--- BEGIN SUPPLIED MATERIAL ---

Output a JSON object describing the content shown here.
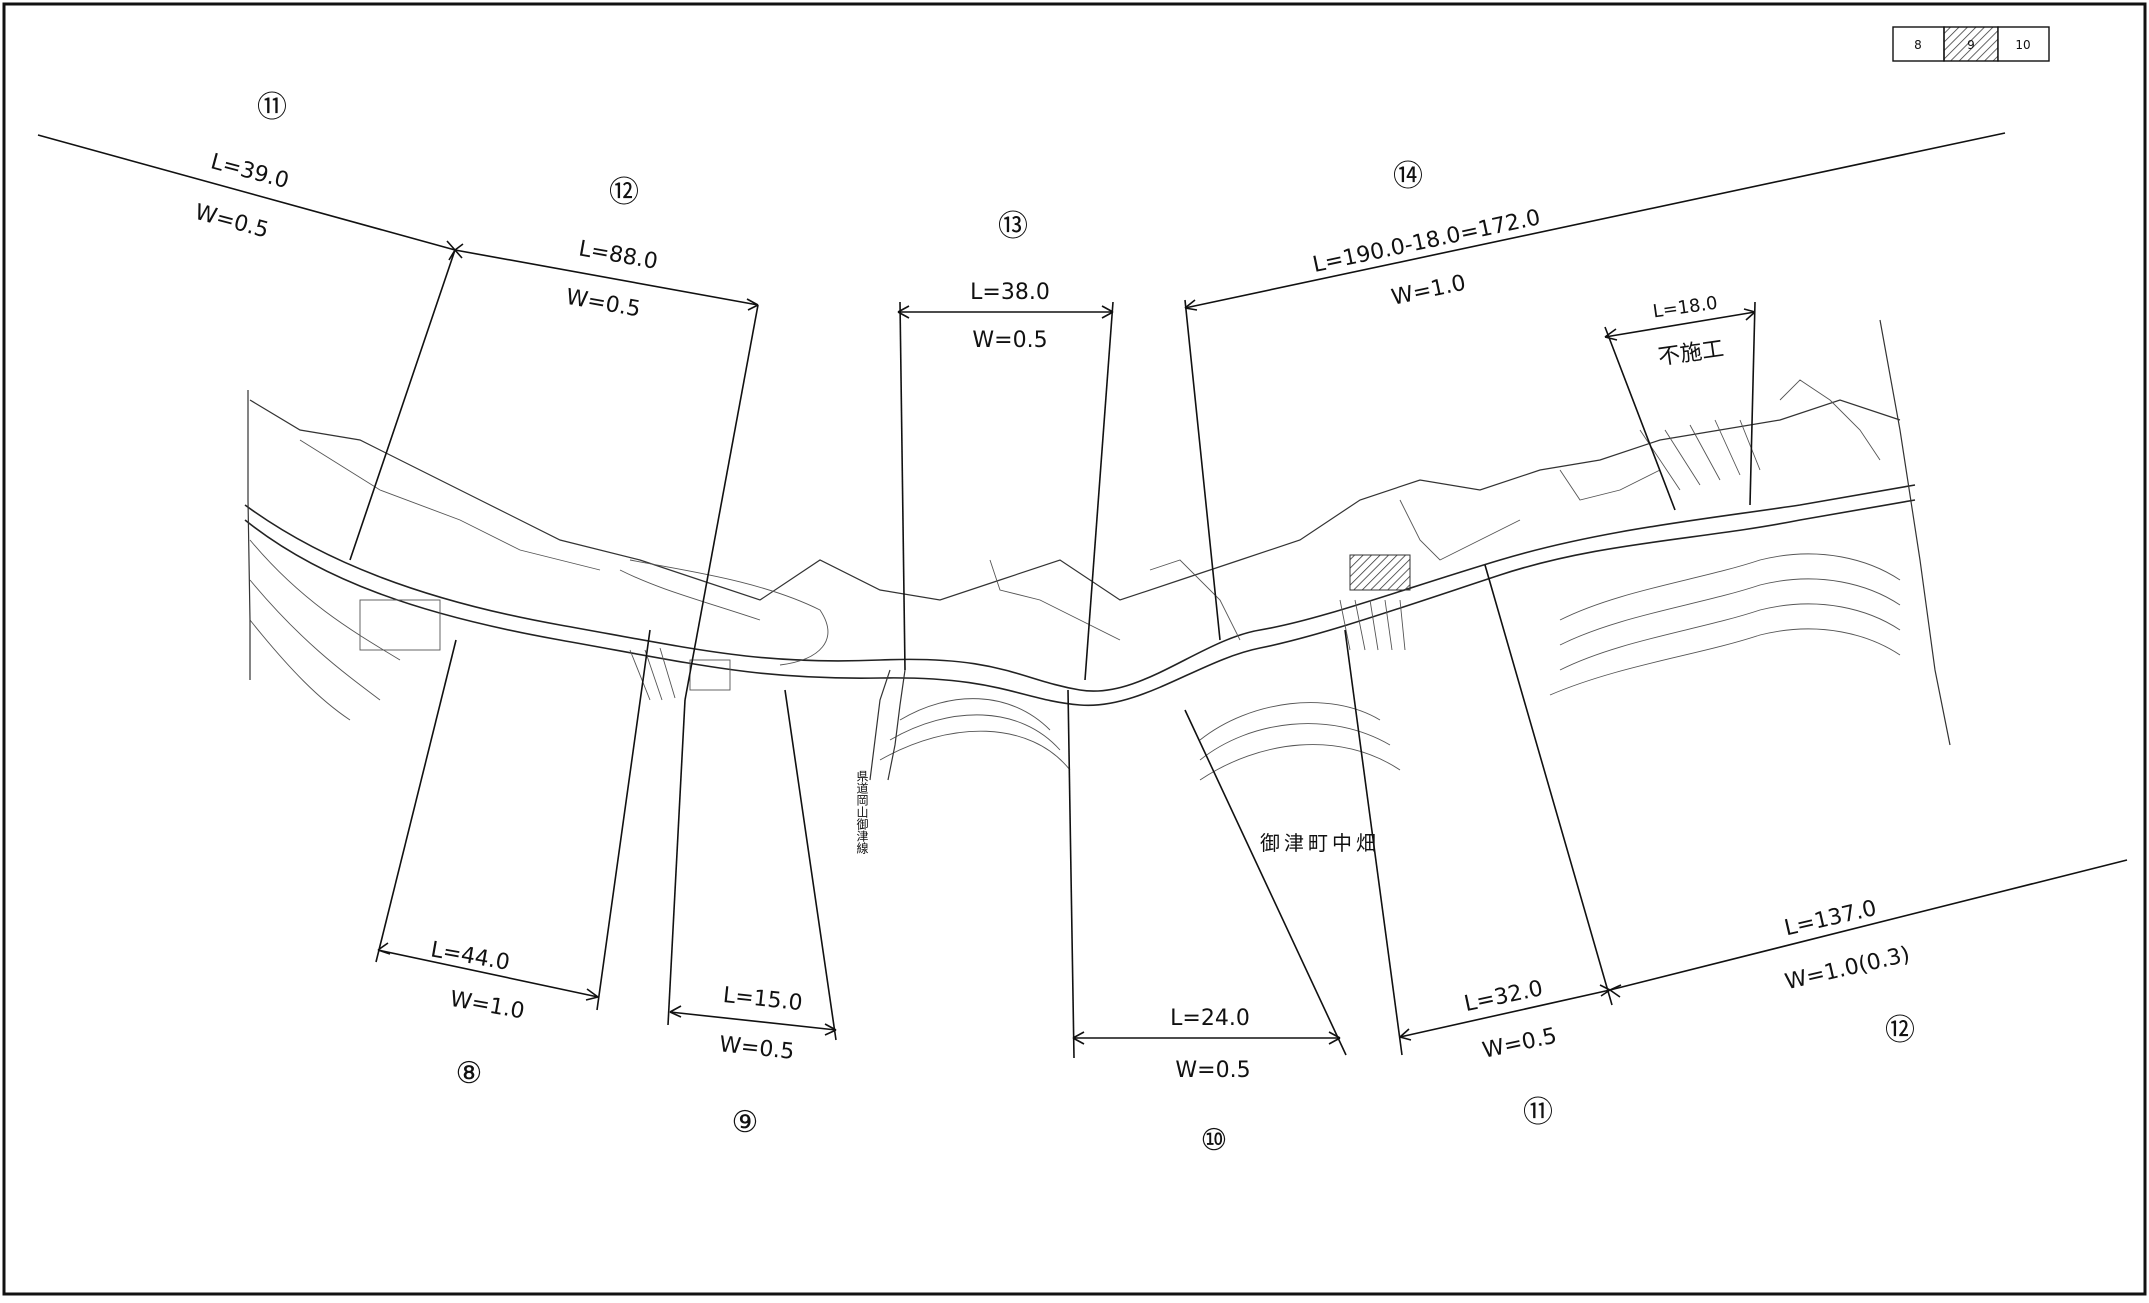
{
  "legend": {
    "cells": [
      "8",
      "9",
      "10"
    ]
  },
  "segments": [
    {
      "id": "s11_top",
      "number": "⑪",
      "length": "L=39.0",
      "width": "W=0.5"
    },
    {
      "id": "s12_top",
      "number": "⑫",
      "length": "L=88.0",
      "width": "W=0.5"
    },
    {
      "id": "s13",
      "number": "⑬",
      "length": "L=38.0",
      "width": "W=0.5"
    },
    {
      "id": "s14",
      "number": "⑭",
      "length": "L=190.0-18.0=172.0",
      "width": "W=1.0"
    },
    {
      "id": "s8",
      "number": "⑧",
      "length": "L=44.0",
      "width": "W=1.0"
    },
    {
      "id": "s9",
      "number": "⑨",
      "length": "L=15.0",
      "width": "W=0.5"
    },
    {
      "id": "s10",
      "number": "⑩",
      "length": "L=24.0",
      "width": "W=0.5"
    },
    {
      "id": "s11_bottom",
      "number": "⑪",
      "length": "L=32.0",
      "width": "W=0.5"
    },
    {
      "id": "s12_bottom",
      "number": "⑫",
      "length": "L=137.0",
      "width": "W=1.0(0.3)"
    }
  ],
  "excluded": {
    "length": "L=18.0",
    "note": "不施工"
  },
  "place_label": "御津町中畑",
  "road_label": "県道岡山御津線"
}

--- END SUPPLIED MATERIAL ---

* **REQUIRED TASK**
Copy the data word for word. Pictures do not go in the copy.

* **SOLUTION FOR THIS PROBLEM**
Output a JSON object describing the content shown here.
{
  "legend": {
    "cells": [
      "8",
      "9",
      "10"
    ]
  },
  "segments": [
    {
      "id": "s11_top",
      "number": "⑪",
      "length": "L=39.0",
      "width": "W=0.5"
    },
    {
      "id": "s12_top",
      "number": "⑫",
      "length": "L=88.0",
      "width": "W=0.5"
    },
    {
      "id": "s13",
      "number": "⑬",
      "length": "L=38.0",
      "width": "W=0.5"
    },
    {
      "id": "s14",
      "number": "⑭",
      "length": "L=190.0-18.0=172.0",
      "width": "W=1.0"
    },
    {
      "id": "s8",
      "number": "⑧",
      "length": "L=44.0",
      "width": "W=1.0"
    },
    {
      "id": "s9",
      "number": "⑨",
      "length": "L=15.0",
      "width": "W=0.5"
    },
    {
      "id": "s10",
      "number": "⑩",
      "length": "L=24.0",
      "width": "W=0.5"
    },
    {
      "id": "s11_bottom",
      "number": "⑪",
      "length": "L=32.0",
      "width": "W=0.5"
    },
    {
      "id": "s12_bottom",
      "number": "⑫",
      "length": "L=137.0",
      "width": "W=1.0(0.3)"
    }
  ],
  "excluded": {
    "length": "L=18.0",
    "note": "不施工"
  },
  "place_label": "御津町中畑",
  "road_label": "県道岡山御津線"
}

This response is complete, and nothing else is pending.